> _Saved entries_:

begin

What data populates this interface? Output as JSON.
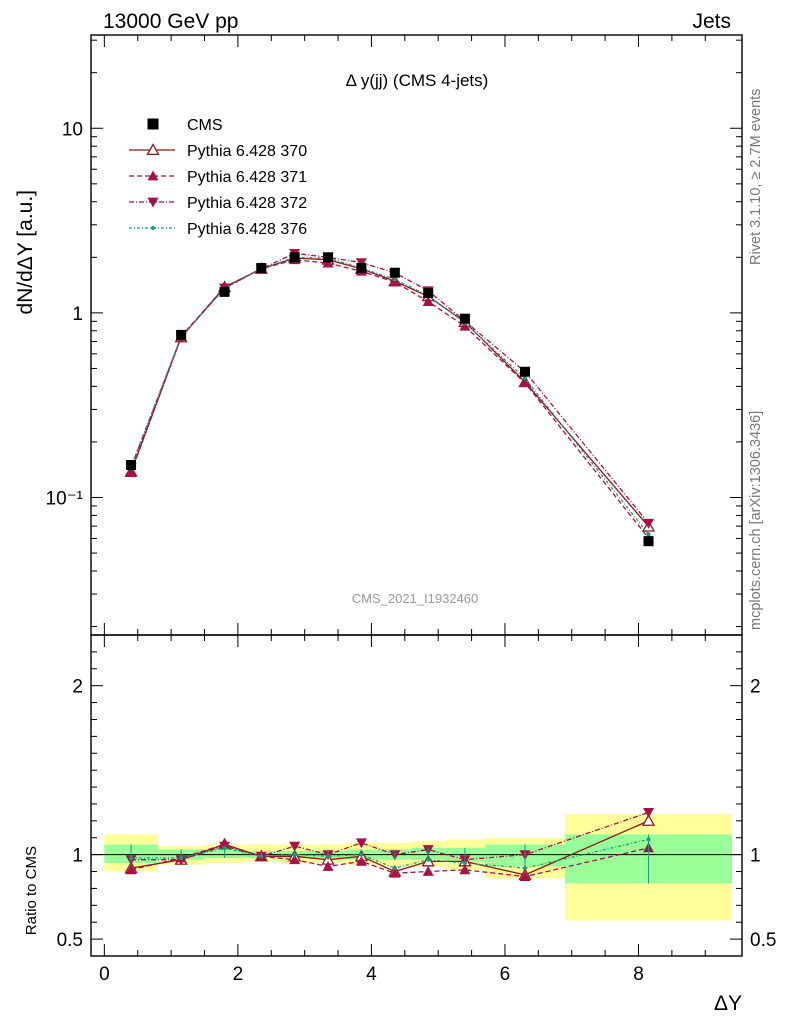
{
  "header": {
    "left": "13000 GeV pp",
    "right": "Jets"
  },
  "side_labels": {
    "rivet": "Rivet 3.1.10, ≥ 2.7M events",
    "mcplots": "mcplots.cern.ch [arXiv:1306.3436]"
  },
  "chart_data": {
    "type": "scatter",
    "title": "Δ y(jj) (CMS 4-jets)",
    "watermark": "CMS_2021_I1932460",
    "xlabel": "ΔY",
    "ylabel": "dN/dΔY [a.u.]",
    "ratio_ylabel": "Ratio to CMS",
    "xlim": [
      -0.2,
      9.55
    ],
    "ylim": [
      0.018,
      32
    ],
    "ylog": true,
    "ratio_ylim": [
      0.4,
      2.3
    ],
    "x_ticks": [
      "0",
      "2",
      "4",
      "6",
      "8"
    ],
    "y_ticks": [
      "10",
      "1",
      "10⁻¹"
    ],
    "ratio_ticks": [
      "2",
      "1",
      "0.5"
    ],
    "bins": [
      {
        "lo": 0.0,
        "hi": 0.8,
        "x": 0.4
      },
      {
        "lo": 0.8,
        "hi": 1.5,
        "x": 1.15
      },
      {
        "lo": 1.5,
        "hi": 2.1,
        "x": 1.8
      },
      {
        "lo": 2.1,
        "hi": 2.6,
        "x": 2.35
      },
      {
        "lo": 2.6,
        "hi": 3.1,
        "x": 2.85
      },
      {
        "lo": 3.1,
        "hi": 3.6,
        "x": 3.35
      },
      {
        "lo": 3.6,
        "hi": 4.1,
        "x": 3.85
      },
      {
        "lo": 4.1,
        "hi": 4.6,
        "x": 4.35
      },
      {
        "lo": 4.6,
        "hi": 5.1,
        "x": 4.85
      },
      {
        "lo": 5.1,
        "hi": 5.7,
        "x": 5.4
      },
      {
        "lo": 5.7,
        "hi": 6.9,
        "x": 6.3
      },
      {
        "lo": 6.9,
        "hi": 9.4,
        "x": 8.15
      }
    ],
    "cms": [
      0.15,
      0.76,
      1.3,
      1.75,
      2.0,
      2.0,
      1.75,
      1.65,
      1.28,
      0.93,
      0.48,
      0.058
    ],
    "band_inner": [
      [
        0.95,
        1.06
      ],
      [
        0.97,
        1.03
      ],
      [
        0.98,
        1.03
      ],
      [
        0.98,
        1.02
      ],
      [
        0.98,
        1.02
      ],
      [
        0.98,
        1.02
      ],
      [
        0.97,
        1.03
      ],
      [
        0.97,
        1.03
      ],
      [
        0.97,
        1.04
      ],
      [
        0.96,
        1.04
      ],
      [
        0.93,
        1.06
      ],
      [
        0.83,
        1.12
      ]
    ],
    "band_outer": [
      [
        0.9,
        1.12
      ],
      [
        0.94,
        1.05
      ],
      [
        0.95,
        1.06
      ],
      [
        0.96,
        1.06
      ],
      [
        0.95,
        1.06
      ],
      [
        0.95,
        1.06
      ],
      [
        0.94,
        1.07
      ],
      [
        0.93,
        1.07
      ],
      [
        0.93,
        1.08
      ],
      [
        0.91,
        1.09
      ],
      [
        0.86,
        1.1
      ],
      [
        0.61,
        1.24
      ]
    ],
    "legend": [
      {
        "name": "CMS",
        "color": "#000000",
        "dash": "",
        "marker": "square-filled"
      },
      {
        "name": "Pythia 6.428 370",
        "color": "#8b1a1a",
        "dash": "",
        "marker": "triangle-up-open"
      },
      {
        "name": "Pythia 6.428 371",
        "color": "#a8104a",
        "dash": "5,3",
        "marker": "triangle-up-filled"
      },
      {
        "name": "Pythia 6.428 372",
        "color": "#a8104a",
        "dash": "5,2,1,2",
        "marker": "triangle-down-filled"
      },
      {
        "name": "Pythia 6.428 376",
        "color": "#1a9a7a",
        "dash": "3,2,1,2",
        "marker": "circle-small"
      }
    ],
    "series": [
      {
        "name": "Pythia 6.428 370",
        "ratio": [
          0.92,
          0.97,
          1.06,
          0.99,
          0.99,
          0.97,
          0.99,
          0.9,
          0.96,
          0.96,
          0.88,
          1.2
        ]
      },
      {
        "name": "Pythia 6.428 371",
        "ratio": [
          0.91,
          0.98,
          1.06,
          0.99,
          0.97,
          0.93,
          0.96,
          0.89,
          0.9,
          0.91,
          0.87,
          1.04
        ]
      },
      {
        "name": "Pythia 6.428 372",
        "ratio": [
          0.97,
          0.97,
          1.05,
          0.99,
          1.05,
          1.0,
          1.07,
          1.0,
          1.03,
          0.97,
          1.0,
          1.25
        ]
      },
      {
        "name": "Pythia 6.428 376",
        "ratio": [
          0.98,
          0.98,
          1.04,
          0.99,
          1.0,
          0.99,
          1.0,
          0.92,
          0.97,
          0.95,
          0.92,
          1.09
        ]
      }
    ]
  }
}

end

> _WORK REQUIRED_: Except for the pictures, reproduce every line exactly.

> _RESPONSE TO THIS EXERCISE_:
What data populates this interface? Output as JSON.
{
  "header": {
    "left": "13000 GeV pp",
    "right": "Jets"
  },
  "side_labels": {
    "rivet": "Rivet 3.1.10, ≥ 2.7M events",
    "mcplots": "mcplots.cern.ch [arXiv:1306.3436]"
  },
  "chart_data": {
    "type": "scatter",
    "title": "Δ y(jj) (CMS 4-jets)",
    "watermark": "CMS_2021_I1932460",
    "xlabel": "ΔY",
    "ylabel": "dN/dΔY [a.u.]",
    "ratio_ylabel": "Ratio to CMS",
    "xlim": [
      -0.2,
      9.55
    ],
    "ylim": [
      0.018,
      32
    ],
    "ylog": true,
    "ratio_ylim": [
      0.4,
      2.3
    ],
    "x_ticks": [
      "0",
      "2",
      "4",
      "6",
      "8"
    ],
    "y_ticks": [
      "10",
      "1",
      "10⁻¹"
    ],
    "ratio_ticks": [
      "2",
      "1",
      "0.5"
    ],
    "bins": [
      {
        "lo": 0.0,
        "hi": 0.8,
        "x": 0.4
      },
      {
        "lo": 0.8,
        "hi": 1.5,
        "x": 1.15
      },
      {
        "lo": 1.5,
        "hi": 2.1,
        "x": 1.8
      },
      {
        "lo": 2.1,
        "hi": 2.6,
        "x": 2.35
      },
      {
        "lo": 2.6,
        "hi": 3.1,
        "x": 2.85
      },
      {
        "lo": 3.1,
        "hi": 3.6,
        "x": 3.35
      },
      {
        "lo": 3.6,
        "hi": 4.1,
        "x": 3.85
      },
      {
        "lo": 4.1,
        "hi": 4.6,
        "x": 4.35
      },
      {
        "lo": 4.6,
        "hi": 5.1,
        "x": 4.85
      },
      {
        "lo": 5.1,
        "hi": 5.7,
        "x": 5.4
      },
      {
        "lo": 5.7,
        "hi": 6.9,
        "x": 6.3
      },
      {
        "lo": 6.9,
        "hi": 9.4,
        "x": 8.15
      }
    ],
    "cms": [
      0.15,
      0.76,
      1.3,
      1.75,
      2.0,
      2.0,
      1.75,
      1.65,
      1.28,
      0.93,
      0.48,
      0.058
    ],
    "band_inner": [
      [
        0.95,
        1.06
      ],
      [
        0.97,
        1.03
      ],
      [
        0.98,
        1.03
      ],
      [
        0.98,
        1.02
      ],
      [
        0.98,
        1.02
      ],
      [
        0.98,
        1.02
      ],
      [
        0.97,
        1.03
      ],
      [
        0.97,
        1.03
      ],
      [
        0.97,
        1.04
      ],
      [
        0.96,
        1.04
      ],
      [
        0.93,
        1.06
      ],
      [
        0.83,
        1.12
      ]
    ],
    "band_outer": [
      [
        0.9,
        1.12
      ],
      [
        0.94,
        1.05
      ],
      [
        0.95,
        1.06
      ],
      [
        0.96,
        1.06
      ],
      [
        0.95,
        1.06
      ],
      [
        0.95,
        1.06
      ],
      [
        0.94,
        1.07
      ],
      [
        0.93,
        1.07
      ],
      [
        0.93,
        1.08
      ],
      [
        0.91,
        1.09
      ],
      [
        0.86,
        1.1
      ],
      [
        0.61,
        1.24
      ]
    ],
    "legend": [
      {
        "name": "CMS",
        "color": "#000000",
        "dash": "",
        "marker": "square-filled"
      },
      {
        "name": "Pythia 6.428 370",
        "color": "#8b1a1a",
        "dash": "",
        "marker": "triangle-up-open"
      },
      {
        "name": "Pythia 6.428 371",
        "color": "#a8104a",
        "dash": "5,3",
        "marker": "triangle-up-filled"
      },
      {
        "name": "Pythia 6.428 372",
        "color": "#a8104a",
        "dash": "5,2,1,2",
        "marker": "triangle-down-filled"
      },
      {
        "name": "Pythia 6.428 376",
        "color": "#1a9a7a",
        "dash": "3,2,1,2",
        "marker": "circle-small"
      }
    ],
    "series": [
      {
        "name": "Pythia 6.428 370",
        "ratio": [
          0.92,
          0.97,
          1.06,
          0.99,
          0.99,
          0.97,
          0.99,
          0.9,
          0.96,
          0.96,
          0.88,
          1.2
        ]
      },
      {
        "name": "Pythia 6.428 371",
        "ratio": [
          0.91,
          0.98,
          1.06,
          0.99,
          0.97,
          0.93,
          0.96,
          0.89,
          0.9,
          0.91,
          0.87,
          1.04
        ]
      },
      {
        "name": "Pythia 6.428 372",
        "ratio": [
          0.97,
          0.97,
          1.05,
          0.99,
          1.05,
          1.0,
          1.07,
          1.0,
          1.03,
          0.97,
          1.0,
          1.25
        ]
      },
      {
        "name": "Pythia 6.428 376",
        "ratio": [
          0.98,
          0.98,
          1.04,
          0.99,
          1.0,
          0.99,
          1.0,
          0.92,
          0.97,
          0.95,
          0.92,
          1.09
        ]
      }
    ]
  }
}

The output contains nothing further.